* _What is expected_: Of all the lines in this data, how many include "that"? Respond with the number only.
--- START Extracted records ---
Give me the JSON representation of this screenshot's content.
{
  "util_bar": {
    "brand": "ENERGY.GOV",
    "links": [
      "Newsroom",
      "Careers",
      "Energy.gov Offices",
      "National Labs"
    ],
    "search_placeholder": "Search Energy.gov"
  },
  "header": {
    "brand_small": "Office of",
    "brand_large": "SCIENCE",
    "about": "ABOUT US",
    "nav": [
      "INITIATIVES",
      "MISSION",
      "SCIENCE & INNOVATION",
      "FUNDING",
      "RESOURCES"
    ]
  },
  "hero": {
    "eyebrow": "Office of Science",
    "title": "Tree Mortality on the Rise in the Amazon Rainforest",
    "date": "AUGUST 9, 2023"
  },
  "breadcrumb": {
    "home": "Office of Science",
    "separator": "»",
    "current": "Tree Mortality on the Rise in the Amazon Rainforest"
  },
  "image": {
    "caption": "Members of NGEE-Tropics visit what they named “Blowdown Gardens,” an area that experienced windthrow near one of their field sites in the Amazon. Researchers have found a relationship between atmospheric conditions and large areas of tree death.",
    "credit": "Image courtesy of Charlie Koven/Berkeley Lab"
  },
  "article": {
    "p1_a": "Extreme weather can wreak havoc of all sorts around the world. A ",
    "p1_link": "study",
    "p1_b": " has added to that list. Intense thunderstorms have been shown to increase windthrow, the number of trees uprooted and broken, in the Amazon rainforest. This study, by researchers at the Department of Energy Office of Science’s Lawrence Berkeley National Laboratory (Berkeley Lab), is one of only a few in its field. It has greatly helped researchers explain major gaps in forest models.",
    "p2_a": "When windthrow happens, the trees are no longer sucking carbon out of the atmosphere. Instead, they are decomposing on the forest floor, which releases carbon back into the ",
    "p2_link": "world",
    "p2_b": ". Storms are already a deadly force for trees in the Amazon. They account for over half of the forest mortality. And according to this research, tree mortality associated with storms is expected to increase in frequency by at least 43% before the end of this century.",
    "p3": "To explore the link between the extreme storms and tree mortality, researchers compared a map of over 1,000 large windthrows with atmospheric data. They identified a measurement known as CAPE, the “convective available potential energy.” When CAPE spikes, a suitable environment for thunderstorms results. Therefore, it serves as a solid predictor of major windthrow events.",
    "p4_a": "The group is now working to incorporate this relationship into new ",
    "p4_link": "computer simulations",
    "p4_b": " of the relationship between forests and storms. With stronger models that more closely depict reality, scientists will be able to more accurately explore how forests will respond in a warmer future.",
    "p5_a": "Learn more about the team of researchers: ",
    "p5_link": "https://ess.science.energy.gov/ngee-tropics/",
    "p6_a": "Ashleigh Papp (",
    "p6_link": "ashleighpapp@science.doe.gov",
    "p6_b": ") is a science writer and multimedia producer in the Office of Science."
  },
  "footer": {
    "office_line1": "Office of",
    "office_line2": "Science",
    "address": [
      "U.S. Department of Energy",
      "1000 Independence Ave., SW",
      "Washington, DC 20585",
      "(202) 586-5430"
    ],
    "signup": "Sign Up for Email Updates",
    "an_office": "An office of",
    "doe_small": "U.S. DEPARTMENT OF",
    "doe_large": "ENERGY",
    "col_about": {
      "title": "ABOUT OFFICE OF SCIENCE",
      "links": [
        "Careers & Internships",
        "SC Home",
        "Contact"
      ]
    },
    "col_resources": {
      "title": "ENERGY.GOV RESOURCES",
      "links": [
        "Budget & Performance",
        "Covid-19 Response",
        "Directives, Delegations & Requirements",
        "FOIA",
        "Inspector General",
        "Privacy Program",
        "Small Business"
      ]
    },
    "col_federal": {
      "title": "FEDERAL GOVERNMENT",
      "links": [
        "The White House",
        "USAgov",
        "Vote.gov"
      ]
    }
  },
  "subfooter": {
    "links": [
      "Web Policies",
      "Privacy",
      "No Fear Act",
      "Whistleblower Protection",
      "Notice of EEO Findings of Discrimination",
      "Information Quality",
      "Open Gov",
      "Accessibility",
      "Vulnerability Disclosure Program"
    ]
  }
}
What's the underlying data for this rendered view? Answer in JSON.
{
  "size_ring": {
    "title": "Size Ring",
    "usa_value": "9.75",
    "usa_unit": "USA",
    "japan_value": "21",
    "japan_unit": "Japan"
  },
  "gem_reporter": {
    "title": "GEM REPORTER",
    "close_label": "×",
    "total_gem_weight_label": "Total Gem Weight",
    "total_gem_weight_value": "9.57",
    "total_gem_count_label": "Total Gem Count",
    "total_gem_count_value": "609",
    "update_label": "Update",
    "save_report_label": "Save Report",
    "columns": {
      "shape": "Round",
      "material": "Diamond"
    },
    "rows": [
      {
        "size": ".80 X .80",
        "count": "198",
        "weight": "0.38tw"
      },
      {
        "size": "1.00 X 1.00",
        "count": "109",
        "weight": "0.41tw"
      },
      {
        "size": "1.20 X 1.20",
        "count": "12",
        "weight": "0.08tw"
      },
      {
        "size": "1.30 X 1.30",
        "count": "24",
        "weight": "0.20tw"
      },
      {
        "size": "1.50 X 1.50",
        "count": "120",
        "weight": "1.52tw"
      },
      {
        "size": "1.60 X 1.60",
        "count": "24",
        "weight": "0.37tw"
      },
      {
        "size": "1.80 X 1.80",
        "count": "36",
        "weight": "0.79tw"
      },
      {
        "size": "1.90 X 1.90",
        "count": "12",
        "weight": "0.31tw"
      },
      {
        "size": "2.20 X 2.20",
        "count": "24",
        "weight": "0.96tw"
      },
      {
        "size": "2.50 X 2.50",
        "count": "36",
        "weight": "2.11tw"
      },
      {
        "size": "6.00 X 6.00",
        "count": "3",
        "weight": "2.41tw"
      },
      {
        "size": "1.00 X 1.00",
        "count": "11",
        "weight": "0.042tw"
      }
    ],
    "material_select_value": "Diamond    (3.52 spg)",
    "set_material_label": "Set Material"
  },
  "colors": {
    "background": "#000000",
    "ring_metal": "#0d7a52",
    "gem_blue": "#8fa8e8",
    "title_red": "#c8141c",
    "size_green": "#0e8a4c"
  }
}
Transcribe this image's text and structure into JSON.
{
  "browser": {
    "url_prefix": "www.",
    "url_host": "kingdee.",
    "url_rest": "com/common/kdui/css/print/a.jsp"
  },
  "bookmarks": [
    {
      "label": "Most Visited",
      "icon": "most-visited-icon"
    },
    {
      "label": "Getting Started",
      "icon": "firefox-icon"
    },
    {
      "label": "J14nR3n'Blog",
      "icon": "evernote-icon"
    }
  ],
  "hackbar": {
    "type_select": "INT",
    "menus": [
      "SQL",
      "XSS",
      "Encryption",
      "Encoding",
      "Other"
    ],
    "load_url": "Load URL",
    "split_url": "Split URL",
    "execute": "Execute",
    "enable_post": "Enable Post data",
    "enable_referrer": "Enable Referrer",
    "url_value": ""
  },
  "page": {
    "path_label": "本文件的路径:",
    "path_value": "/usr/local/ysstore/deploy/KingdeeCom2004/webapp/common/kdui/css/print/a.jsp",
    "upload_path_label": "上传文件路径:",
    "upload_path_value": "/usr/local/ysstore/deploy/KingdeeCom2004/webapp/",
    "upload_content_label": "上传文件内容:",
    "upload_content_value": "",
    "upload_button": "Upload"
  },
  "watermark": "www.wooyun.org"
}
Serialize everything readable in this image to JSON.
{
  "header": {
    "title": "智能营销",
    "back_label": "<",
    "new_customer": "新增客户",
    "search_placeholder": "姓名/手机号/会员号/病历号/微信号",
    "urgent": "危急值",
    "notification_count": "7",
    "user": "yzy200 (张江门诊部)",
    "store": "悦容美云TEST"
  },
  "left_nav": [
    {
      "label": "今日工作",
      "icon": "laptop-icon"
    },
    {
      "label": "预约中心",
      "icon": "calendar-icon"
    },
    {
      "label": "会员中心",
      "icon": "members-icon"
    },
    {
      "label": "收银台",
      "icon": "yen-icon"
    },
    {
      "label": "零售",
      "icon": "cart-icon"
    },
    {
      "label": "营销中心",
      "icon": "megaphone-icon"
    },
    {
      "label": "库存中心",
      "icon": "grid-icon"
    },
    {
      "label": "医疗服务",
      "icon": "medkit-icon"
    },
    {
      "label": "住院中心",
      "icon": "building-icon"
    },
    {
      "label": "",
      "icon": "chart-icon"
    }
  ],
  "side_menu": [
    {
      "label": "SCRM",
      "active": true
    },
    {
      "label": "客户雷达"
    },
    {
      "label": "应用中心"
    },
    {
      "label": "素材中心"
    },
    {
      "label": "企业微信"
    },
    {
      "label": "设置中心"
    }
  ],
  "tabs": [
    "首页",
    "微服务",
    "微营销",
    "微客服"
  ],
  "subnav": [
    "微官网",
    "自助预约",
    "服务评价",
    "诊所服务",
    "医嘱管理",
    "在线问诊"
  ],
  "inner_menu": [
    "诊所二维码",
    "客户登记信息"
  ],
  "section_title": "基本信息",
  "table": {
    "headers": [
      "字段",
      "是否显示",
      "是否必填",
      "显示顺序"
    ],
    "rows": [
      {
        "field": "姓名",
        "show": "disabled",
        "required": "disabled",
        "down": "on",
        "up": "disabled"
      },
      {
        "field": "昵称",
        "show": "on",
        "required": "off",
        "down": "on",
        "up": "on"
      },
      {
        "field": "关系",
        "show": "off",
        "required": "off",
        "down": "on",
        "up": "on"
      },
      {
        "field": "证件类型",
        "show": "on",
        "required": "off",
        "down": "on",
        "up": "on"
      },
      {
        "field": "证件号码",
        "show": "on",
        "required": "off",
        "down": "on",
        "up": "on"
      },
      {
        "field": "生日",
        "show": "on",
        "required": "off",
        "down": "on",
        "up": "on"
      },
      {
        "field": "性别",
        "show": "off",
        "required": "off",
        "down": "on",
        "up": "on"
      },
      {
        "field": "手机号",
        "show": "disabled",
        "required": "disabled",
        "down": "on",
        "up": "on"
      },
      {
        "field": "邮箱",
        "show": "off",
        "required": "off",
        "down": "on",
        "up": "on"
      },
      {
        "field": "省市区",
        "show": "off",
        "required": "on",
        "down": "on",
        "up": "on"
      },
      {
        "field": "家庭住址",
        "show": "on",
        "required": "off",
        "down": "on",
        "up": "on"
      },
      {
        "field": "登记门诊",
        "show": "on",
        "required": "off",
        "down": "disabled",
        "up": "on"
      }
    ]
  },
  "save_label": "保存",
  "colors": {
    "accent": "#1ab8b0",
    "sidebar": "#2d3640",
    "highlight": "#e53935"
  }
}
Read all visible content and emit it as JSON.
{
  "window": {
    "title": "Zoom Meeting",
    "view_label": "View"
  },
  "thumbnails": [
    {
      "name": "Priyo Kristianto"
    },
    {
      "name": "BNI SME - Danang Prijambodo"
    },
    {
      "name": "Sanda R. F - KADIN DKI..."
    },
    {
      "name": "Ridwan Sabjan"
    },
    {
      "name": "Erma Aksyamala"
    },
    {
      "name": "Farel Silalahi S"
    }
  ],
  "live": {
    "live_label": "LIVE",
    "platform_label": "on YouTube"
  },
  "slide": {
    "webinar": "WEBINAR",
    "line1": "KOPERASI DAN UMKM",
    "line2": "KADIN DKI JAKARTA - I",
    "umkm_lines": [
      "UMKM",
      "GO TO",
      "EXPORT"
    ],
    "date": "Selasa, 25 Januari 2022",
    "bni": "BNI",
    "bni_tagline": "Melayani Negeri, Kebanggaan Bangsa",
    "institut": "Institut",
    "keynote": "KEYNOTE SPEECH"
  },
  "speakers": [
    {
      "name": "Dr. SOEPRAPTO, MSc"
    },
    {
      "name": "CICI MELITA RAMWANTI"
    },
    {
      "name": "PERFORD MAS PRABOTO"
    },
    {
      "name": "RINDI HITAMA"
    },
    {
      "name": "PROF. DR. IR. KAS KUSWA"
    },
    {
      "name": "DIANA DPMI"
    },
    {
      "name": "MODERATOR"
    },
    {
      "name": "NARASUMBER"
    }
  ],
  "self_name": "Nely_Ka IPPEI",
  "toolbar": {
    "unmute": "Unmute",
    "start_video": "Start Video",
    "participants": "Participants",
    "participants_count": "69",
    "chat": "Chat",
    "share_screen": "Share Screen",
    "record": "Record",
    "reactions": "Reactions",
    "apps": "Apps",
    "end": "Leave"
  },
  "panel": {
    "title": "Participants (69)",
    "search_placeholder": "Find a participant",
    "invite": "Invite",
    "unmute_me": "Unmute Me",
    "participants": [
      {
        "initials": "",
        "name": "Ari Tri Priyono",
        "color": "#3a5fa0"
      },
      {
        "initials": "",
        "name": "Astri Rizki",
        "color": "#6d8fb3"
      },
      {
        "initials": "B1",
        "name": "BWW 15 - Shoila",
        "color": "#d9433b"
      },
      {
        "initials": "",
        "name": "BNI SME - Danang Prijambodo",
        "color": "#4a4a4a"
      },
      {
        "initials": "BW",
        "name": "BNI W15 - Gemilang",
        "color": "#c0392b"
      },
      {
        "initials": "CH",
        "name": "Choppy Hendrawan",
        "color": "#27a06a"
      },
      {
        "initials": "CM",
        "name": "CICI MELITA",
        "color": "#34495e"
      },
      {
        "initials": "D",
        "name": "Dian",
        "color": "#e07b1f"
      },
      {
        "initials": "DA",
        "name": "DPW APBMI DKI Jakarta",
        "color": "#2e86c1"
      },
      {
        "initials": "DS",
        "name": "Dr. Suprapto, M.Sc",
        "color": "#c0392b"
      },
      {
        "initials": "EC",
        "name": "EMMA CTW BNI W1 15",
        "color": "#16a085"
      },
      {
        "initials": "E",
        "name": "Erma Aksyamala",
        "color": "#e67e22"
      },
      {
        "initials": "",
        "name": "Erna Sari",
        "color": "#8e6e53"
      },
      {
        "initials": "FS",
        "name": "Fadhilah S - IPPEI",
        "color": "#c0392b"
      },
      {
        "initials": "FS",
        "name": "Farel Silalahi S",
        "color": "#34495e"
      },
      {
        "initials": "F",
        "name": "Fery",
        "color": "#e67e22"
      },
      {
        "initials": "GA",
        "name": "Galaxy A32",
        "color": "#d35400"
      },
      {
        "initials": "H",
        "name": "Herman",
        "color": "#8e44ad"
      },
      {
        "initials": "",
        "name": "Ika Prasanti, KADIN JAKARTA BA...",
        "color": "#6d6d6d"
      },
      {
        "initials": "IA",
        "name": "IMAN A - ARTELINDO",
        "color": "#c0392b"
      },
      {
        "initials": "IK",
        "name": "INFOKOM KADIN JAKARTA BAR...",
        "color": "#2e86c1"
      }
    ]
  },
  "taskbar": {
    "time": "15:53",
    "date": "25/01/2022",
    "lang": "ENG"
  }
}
--- END Extracted records ---
* _Solution below_: 3